Stored entries
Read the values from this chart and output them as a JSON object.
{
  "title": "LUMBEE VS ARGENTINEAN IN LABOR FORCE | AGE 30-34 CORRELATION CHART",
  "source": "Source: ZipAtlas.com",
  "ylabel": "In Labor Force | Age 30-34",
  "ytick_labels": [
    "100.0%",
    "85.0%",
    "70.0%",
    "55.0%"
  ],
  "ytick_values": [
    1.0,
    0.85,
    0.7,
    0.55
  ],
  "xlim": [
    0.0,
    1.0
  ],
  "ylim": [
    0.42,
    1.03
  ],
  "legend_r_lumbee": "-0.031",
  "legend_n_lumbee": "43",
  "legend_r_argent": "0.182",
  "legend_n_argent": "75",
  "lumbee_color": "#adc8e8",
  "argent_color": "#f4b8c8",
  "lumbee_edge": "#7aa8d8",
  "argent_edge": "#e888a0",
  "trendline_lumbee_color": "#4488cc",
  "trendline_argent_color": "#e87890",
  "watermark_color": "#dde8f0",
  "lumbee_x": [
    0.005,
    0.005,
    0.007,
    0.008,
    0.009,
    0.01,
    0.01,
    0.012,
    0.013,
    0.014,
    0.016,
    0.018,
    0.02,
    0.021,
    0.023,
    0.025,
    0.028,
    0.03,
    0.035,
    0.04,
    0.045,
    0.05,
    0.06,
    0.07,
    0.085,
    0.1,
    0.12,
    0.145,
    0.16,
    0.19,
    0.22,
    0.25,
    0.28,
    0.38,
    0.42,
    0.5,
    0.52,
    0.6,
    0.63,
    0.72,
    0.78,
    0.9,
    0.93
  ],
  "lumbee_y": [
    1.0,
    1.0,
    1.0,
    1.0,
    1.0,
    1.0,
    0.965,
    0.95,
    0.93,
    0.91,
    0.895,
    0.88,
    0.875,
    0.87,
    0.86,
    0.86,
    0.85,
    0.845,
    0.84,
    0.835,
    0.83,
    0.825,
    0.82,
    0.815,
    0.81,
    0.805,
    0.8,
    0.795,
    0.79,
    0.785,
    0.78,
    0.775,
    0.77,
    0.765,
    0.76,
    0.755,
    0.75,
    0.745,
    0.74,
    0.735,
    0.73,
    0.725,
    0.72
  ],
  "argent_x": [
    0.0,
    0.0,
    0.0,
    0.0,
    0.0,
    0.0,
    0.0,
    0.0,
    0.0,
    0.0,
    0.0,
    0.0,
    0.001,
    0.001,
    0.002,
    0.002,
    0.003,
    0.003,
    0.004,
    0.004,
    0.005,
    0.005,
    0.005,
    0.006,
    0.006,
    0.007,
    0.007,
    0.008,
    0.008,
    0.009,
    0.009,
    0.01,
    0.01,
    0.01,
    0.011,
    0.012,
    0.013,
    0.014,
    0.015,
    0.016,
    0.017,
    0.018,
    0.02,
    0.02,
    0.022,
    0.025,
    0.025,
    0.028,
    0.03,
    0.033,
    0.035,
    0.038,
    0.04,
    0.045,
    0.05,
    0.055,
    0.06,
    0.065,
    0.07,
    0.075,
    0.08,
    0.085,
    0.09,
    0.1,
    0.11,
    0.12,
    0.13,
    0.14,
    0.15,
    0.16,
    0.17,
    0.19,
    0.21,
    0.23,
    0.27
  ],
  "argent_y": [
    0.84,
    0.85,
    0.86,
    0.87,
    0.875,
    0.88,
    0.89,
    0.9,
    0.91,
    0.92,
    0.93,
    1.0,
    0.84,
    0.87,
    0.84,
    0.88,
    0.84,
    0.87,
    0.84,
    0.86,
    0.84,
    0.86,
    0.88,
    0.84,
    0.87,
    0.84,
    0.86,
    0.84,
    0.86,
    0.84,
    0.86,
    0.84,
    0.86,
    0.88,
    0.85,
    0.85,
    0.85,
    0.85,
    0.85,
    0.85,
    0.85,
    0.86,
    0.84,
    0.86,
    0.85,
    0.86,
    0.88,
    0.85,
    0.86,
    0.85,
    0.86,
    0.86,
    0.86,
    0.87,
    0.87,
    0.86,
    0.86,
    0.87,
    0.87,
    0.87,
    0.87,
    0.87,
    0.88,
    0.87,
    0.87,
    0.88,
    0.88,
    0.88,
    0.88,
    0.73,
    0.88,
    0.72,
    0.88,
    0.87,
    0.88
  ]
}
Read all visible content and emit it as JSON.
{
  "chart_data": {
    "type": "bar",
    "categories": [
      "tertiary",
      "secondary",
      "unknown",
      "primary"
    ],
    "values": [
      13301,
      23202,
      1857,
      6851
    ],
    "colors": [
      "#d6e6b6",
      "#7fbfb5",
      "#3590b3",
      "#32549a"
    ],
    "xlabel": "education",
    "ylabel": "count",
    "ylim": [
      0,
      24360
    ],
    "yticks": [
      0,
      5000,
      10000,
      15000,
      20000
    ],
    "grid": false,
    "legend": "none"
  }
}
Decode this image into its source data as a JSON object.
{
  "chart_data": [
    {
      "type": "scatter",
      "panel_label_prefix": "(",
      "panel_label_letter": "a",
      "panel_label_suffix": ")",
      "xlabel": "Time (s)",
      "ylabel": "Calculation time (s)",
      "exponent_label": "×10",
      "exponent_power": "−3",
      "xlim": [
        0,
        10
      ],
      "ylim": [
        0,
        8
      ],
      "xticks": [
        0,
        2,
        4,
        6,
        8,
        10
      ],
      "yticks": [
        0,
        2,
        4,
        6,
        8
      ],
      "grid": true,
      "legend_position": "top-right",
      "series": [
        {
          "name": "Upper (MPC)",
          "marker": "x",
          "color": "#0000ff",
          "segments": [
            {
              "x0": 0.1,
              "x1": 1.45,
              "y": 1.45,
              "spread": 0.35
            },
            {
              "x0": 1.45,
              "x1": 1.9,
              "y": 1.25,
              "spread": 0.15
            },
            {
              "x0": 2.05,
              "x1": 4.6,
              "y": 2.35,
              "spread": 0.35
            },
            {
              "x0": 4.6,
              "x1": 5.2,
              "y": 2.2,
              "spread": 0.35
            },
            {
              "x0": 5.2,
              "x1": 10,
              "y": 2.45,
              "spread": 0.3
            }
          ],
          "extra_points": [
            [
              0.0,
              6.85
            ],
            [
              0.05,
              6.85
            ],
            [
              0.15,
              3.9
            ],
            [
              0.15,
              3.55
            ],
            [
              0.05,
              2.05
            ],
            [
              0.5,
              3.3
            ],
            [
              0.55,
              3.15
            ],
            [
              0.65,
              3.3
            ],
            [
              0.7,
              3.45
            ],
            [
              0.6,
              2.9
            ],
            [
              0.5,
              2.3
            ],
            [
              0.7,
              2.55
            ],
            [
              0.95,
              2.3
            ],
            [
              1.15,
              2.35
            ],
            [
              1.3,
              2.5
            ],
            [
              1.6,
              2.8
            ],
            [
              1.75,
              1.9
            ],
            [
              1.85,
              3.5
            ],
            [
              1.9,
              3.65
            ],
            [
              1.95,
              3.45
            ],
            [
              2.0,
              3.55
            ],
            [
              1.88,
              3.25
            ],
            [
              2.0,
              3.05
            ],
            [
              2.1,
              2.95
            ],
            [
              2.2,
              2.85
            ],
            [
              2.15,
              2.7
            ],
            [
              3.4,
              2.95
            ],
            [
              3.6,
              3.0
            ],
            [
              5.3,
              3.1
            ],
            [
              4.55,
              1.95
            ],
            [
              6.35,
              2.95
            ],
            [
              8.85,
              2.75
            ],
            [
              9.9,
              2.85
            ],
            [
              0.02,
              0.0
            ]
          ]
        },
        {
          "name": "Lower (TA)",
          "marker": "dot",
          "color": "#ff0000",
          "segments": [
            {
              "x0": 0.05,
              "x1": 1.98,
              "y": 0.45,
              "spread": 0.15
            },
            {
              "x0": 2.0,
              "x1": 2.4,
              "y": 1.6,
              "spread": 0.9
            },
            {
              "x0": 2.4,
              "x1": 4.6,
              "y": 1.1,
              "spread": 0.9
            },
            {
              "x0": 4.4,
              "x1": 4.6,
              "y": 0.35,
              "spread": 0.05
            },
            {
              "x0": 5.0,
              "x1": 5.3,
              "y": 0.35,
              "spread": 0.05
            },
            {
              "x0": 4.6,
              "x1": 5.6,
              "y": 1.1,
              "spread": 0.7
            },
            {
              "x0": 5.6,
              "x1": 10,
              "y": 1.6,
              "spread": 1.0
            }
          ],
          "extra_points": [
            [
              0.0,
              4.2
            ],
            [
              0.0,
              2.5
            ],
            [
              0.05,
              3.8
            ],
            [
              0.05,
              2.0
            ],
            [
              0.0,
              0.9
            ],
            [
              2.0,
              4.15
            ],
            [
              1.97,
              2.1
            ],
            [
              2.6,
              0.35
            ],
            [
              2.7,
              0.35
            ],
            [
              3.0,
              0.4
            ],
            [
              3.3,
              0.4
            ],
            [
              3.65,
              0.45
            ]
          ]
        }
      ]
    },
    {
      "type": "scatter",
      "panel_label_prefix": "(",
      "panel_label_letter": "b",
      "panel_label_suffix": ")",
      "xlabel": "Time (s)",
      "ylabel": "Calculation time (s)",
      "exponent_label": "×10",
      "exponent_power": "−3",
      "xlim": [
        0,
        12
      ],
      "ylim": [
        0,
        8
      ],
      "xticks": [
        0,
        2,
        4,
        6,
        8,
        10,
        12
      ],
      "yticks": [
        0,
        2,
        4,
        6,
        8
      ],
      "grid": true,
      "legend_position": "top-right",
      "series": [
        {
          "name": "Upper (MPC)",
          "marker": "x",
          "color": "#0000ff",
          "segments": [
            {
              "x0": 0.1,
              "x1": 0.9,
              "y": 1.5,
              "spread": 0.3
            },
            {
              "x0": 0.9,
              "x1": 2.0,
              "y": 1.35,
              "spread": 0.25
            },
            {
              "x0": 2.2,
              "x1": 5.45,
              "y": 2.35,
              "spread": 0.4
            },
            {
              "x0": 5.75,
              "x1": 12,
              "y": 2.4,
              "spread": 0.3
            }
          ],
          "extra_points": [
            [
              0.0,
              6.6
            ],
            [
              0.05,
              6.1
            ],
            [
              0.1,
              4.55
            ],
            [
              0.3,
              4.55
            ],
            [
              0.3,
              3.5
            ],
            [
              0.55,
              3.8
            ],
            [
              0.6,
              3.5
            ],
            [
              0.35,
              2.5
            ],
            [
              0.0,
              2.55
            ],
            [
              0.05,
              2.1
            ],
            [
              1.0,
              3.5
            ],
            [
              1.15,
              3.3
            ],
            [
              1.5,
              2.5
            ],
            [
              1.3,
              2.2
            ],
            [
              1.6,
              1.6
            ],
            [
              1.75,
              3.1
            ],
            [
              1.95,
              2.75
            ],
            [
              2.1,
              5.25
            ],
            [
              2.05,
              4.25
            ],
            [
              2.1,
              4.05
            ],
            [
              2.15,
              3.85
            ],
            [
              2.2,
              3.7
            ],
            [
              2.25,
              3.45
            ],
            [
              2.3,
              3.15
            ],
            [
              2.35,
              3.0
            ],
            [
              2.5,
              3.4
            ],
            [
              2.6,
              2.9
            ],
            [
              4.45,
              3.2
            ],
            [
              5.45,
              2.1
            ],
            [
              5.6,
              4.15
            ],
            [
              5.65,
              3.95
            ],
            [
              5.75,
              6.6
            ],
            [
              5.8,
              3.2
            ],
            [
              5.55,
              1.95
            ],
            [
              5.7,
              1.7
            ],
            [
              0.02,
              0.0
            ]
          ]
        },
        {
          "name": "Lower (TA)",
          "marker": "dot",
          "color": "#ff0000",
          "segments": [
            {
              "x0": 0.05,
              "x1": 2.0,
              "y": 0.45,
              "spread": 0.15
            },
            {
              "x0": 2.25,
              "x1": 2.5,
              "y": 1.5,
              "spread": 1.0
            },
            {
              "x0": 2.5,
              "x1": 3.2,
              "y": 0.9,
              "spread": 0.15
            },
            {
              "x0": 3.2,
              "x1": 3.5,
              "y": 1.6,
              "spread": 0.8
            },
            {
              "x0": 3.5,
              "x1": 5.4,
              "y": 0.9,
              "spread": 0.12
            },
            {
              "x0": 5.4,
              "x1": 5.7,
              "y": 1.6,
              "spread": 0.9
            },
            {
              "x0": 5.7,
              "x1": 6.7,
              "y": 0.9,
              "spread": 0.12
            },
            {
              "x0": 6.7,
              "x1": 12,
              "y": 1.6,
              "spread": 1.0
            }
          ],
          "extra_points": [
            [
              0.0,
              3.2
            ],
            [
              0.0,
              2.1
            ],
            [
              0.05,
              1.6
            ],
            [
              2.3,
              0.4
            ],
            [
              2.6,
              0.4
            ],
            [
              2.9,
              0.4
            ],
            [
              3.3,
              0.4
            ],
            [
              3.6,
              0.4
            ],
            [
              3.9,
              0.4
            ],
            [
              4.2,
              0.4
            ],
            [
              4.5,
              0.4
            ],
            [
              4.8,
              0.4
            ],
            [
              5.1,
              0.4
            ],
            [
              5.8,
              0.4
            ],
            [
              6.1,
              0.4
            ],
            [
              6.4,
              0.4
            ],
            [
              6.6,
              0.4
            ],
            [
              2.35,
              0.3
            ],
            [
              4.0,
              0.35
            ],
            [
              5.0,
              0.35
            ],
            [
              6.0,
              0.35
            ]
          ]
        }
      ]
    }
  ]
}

__Written task__
List the lines that contain the word "ylabel".

__Result of this exercise__
  "ylabel": "In Labor Force | Age 30-34",
    "ylabel": "count",
      "ylabel": "Calculation time (s)",
      "ylabel": "Calculation time (s)",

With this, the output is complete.